### Written exercise
Below are entries. Pull out all lines containing "screenshot".

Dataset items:

========

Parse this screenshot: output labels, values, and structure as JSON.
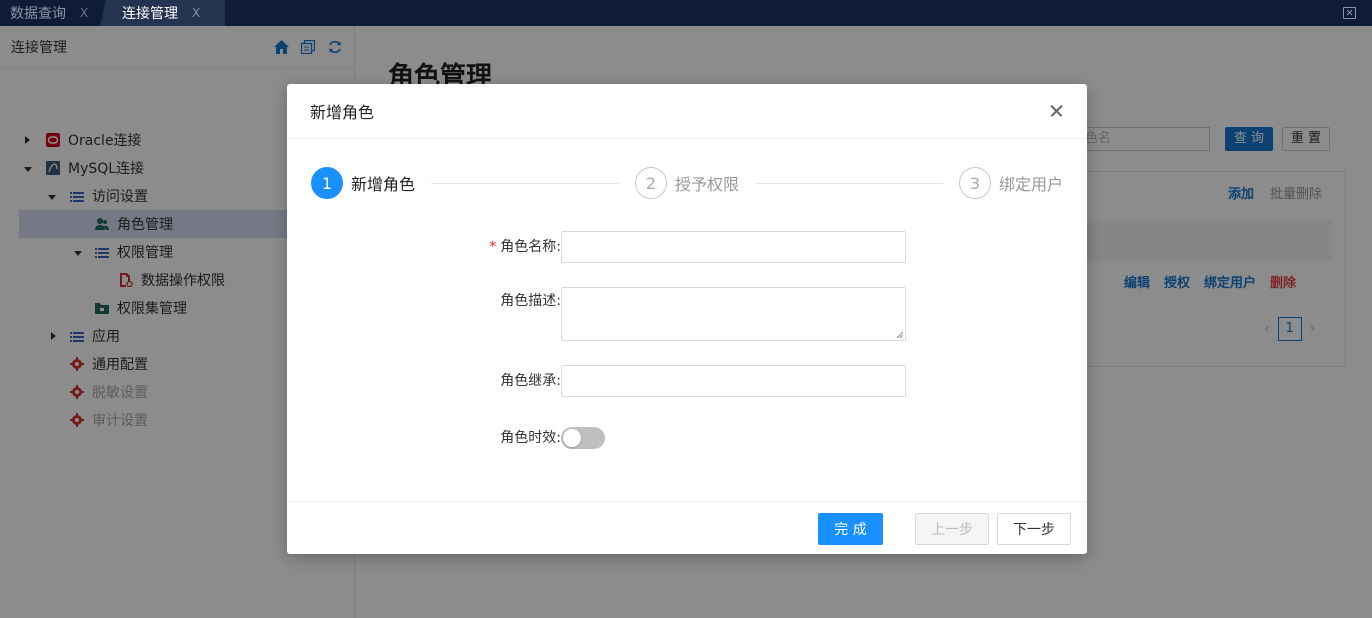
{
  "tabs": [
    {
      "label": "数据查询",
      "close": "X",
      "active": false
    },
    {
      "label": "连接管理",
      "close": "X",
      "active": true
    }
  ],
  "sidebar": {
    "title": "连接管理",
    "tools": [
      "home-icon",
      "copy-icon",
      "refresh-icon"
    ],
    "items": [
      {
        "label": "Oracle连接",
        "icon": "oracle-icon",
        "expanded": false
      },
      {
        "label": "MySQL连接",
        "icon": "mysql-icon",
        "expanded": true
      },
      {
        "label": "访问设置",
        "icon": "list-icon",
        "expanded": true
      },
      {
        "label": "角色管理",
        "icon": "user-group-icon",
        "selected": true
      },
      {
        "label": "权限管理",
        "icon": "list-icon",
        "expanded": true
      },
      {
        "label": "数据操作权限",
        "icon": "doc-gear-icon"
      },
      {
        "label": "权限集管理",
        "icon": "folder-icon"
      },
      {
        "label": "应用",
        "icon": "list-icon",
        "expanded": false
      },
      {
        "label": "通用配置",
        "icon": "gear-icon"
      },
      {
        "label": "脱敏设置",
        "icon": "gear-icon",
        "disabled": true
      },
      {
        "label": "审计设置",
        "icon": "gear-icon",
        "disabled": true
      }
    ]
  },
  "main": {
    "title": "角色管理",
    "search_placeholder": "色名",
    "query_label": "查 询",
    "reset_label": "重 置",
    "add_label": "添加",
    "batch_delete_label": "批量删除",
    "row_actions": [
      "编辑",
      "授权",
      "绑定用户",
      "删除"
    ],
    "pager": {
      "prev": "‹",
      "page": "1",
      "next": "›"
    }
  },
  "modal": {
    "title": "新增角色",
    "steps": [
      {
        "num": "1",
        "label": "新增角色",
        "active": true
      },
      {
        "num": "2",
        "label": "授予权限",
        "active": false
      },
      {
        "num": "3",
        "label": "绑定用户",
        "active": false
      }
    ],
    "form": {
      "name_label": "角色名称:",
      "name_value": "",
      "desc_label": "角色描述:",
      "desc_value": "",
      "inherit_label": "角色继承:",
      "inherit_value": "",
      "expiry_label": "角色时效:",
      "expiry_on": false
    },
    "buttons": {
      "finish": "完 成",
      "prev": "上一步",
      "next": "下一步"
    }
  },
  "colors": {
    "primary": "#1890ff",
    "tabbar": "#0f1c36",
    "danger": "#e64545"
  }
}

========

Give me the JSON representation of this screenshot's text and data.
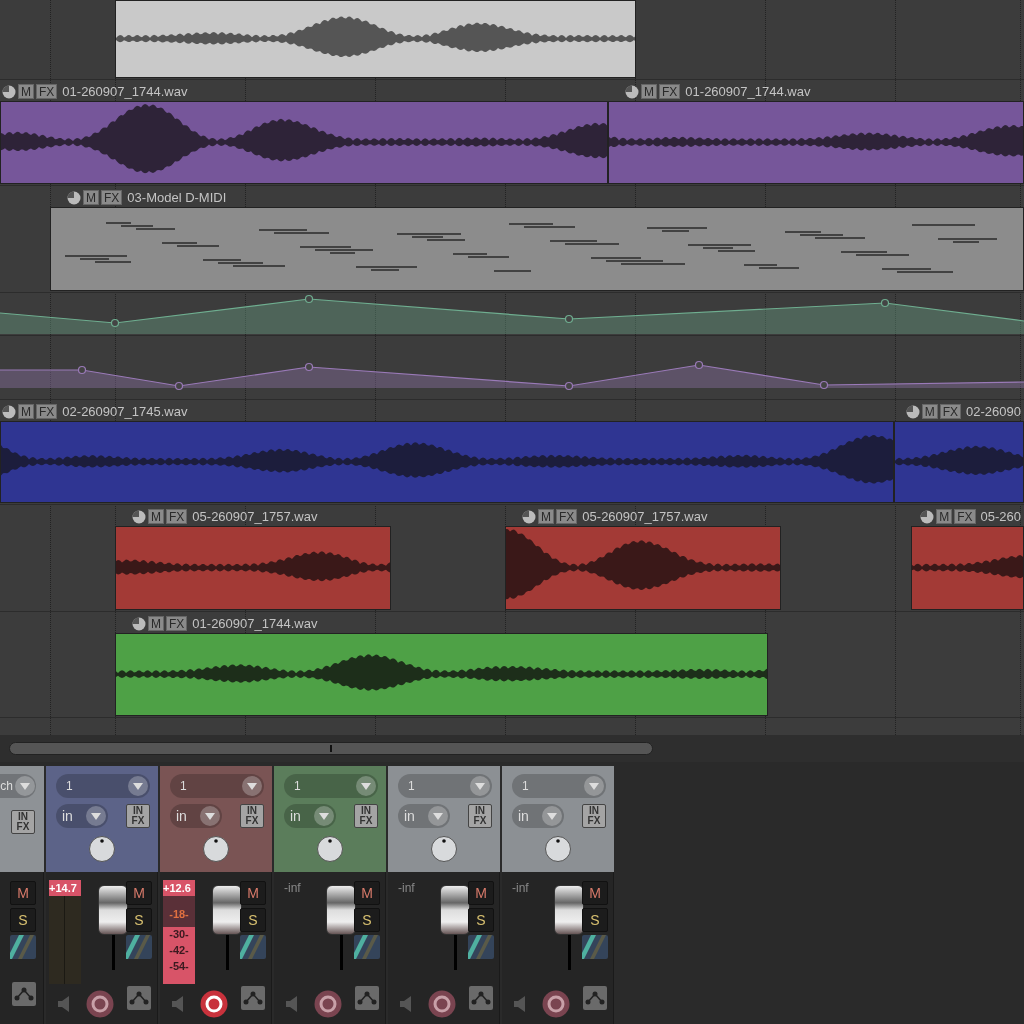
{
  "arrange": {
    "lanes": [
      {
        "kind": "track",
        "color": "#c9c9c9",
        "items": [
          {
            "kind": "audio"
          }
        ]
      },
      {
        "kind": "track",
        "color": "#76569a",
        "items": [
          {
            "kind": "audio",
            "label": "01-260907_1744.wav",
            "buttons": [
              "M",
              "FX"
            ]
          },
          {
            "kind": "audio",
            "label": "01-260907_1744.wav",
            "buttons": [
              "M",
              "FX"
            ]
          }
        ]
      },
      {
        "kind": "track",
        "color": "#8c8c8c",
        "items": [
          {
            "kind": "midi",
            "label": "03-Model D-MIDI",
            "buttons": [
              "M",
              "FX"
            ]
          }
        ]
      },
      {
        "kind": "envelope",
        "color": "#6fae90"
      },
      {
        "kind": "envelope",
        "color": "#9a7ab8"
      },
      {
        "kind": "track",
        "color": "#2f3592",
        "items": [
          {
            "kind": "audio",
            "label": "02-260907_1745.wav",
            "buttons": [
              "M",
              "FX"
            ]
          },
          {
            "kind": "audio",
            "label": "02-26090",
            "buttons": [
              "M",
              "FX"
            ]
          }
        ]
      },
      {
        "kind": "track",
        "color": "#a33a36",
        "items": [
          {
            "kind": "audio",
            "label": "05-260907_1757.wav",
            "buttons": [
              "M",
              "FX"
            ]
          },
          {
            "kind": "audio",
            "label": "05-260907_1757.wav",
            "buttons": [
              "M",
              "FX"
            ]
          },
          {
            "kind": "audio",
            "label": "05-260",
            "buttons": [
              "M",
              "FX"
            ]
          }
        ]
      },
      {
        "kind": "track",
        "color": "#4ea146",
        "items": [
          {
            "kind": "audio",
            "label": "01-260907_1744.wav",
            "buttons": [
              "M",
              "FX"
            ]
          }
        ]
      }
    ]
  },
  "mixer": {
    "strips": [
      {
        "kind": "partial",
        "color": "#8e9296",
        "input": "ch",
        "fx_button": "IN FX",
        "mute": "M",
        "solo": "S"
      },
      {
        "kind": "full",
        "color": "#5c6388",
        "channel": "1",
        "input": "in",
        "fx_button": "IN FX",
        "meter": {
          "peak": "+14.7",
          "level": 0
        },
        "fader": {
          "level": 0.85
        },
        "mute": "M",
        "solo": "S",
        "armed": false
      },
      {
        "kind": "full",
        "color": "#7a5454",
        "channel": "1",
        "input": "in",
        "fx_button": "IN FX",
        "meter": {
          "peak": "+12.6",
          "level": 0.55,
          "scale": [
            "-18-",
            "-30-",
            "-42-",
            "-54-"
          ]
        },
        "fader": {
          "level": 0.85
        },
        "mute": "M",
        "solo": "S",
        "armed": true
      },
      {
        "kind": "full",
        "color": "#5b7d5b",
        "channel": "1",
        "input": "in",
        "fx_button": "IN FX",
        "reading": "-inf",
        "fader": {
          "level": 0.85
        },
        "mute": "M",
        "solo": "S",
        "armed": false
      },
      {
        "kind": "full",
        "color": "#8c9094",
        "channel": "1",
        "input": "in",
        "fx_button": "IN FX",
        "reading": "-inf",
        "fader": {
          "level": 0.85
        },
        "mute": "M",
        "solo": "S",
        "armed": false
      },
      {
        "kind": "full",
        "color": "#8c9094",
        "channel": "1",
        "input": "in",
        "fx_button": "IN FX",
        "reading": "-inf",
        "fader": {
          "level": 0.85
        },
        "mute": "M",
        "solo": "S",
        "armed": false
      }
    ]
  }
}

========

### Written solution
Parse this screenshot: output labels, values, and structure as JSON.
Give me the JSON representation of this screenshot's text and data.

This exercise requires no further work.